(Saved entries)
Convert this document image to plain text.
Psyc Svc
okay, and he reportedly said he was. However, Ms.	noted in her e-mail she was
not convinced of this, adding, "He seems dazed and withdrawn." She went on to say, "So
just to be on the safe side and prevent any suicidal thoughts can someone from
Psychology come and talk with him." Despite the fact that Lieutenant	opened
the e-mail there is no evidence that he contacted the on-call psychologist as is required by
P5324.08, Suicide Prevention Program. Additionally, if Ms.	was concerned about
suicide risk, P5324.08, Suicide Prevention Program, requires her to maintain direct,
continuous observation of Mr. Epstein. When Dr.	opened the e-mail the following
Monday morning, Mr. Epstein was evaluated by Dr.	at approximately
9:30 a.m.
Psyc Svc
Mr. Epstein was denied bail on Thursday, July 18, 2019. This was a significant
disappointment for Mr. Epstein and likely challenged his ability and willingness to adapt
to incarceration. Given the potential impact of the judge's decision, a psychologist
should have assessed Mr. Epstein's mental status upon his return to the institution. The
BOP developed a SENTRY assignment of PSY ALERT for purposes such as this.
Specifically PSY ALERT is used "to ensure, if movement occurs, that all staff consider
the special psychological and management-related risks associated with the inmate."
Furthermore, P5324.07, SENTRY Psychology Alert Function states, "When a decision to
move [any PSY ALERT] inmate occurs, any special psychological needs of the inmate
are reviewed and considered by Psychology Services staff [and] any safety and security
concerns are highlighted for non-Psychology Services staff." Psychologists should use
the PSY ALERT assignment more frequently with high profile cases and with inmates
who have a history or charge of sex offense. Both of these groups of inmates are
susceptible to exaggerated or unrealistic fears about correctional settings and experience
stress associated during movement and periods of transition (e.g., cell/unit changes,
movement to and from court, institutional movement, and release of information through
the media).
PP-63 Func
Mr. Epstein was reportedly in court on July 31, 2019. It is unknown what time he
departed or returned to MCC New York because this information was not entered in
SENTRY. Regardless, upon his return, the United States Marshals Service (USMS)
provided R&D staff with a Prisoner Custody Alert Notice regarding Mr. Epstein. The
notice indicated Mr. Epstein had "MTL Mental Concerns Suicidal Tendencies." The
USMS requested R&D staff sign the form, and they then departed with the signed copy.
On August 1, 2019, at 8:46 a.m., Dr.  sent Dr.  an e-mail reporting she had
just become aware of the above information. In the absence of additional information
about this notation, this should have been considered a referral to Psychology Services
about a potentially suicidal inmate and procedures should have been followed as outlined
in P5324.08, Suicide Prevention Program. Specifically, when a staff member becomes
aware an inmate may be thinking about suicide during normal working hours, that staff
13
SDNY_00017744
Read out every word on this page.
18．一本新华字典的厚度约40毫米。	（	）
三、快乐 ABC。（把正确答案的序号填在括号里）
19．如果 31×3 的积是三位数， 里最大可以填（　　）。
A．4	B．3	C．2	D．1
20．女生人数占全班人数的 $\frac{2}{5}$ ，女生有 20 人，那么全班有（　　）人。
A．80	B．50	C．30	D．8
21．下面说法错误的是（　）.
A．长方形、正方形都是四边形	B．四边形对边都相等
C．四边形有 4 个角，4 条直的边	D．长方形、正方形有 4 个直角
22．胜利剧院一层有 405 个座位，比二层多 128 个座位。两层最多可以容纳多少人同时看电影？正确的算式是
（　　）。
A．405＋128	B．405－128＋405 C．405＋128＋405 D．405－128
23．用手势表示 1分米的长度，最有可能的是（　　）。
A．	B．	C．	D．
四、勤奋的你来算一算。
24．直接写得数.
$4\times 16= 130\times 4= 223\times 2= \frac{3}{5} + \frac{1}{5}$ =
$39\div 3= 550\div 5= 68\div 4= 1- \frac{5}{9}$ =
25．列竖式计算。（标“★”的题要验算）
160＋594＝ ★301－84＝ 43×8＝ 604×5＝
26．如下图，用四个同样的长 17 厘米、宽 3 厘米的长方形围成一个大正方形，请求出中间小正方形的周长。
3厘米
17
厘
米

* [Work to do]: Give back, exactly as written, the lines from the one with "Read out every word on this page." to the last line.

* [Right answer]:
Read out every word on this page.
18．一本新华字典的厚度约40毫米。	（	）
三、快乐 ABC。（把正确答案的序号填在括号里）
19．如果 31×3 的积是三位数， 里最大可以填（　　）。
A．4	B．3	C．2	D．1
20．女生人数占全班人数的 $\frac{2}{5}$ ，女生有 20 人，那么全班有（　　）人。
A．80	B．50	C．30	D．8
21．下面说法错误的是（　）.
A．长方形、正方形都是四边形	B．四边形对边都相等
C．四边形有 4 个角，4 条直的边	D．长方形、正方形有 4 个直角
22．胜利剧院一层有 405 个座位，比二层多 128 个座位。两层最多可以容纳多少人同时看电影？正确的算式是
（　　）。
A．405＋128	B．405－128＋405 C．405＋128＋405 D．405－128
23．用手势表示 1分米的长度，最有可能的是（　　）。
A．	B．	C．	D．
四、勤奋的你来算一算。
24．直接写得数.
$4\times 16= 130\times 4= 223\times 2= \frac{3}{5} + \frac{1}{5}$ =
$39\div 3= 550\div 5= 68\div 4= 1- \frac{5}{9}$ =
25．列竖式计算。（标“★”的题要验算）
160＋594＝ ★301－84＝ 43×8＝ 604×5＝
26．如下图，用四个同样的长 17 厘米、宽 3 厘米的长方形围成一个大正方形，请求出中间小正方形的周长。
3厘米
17
厘
米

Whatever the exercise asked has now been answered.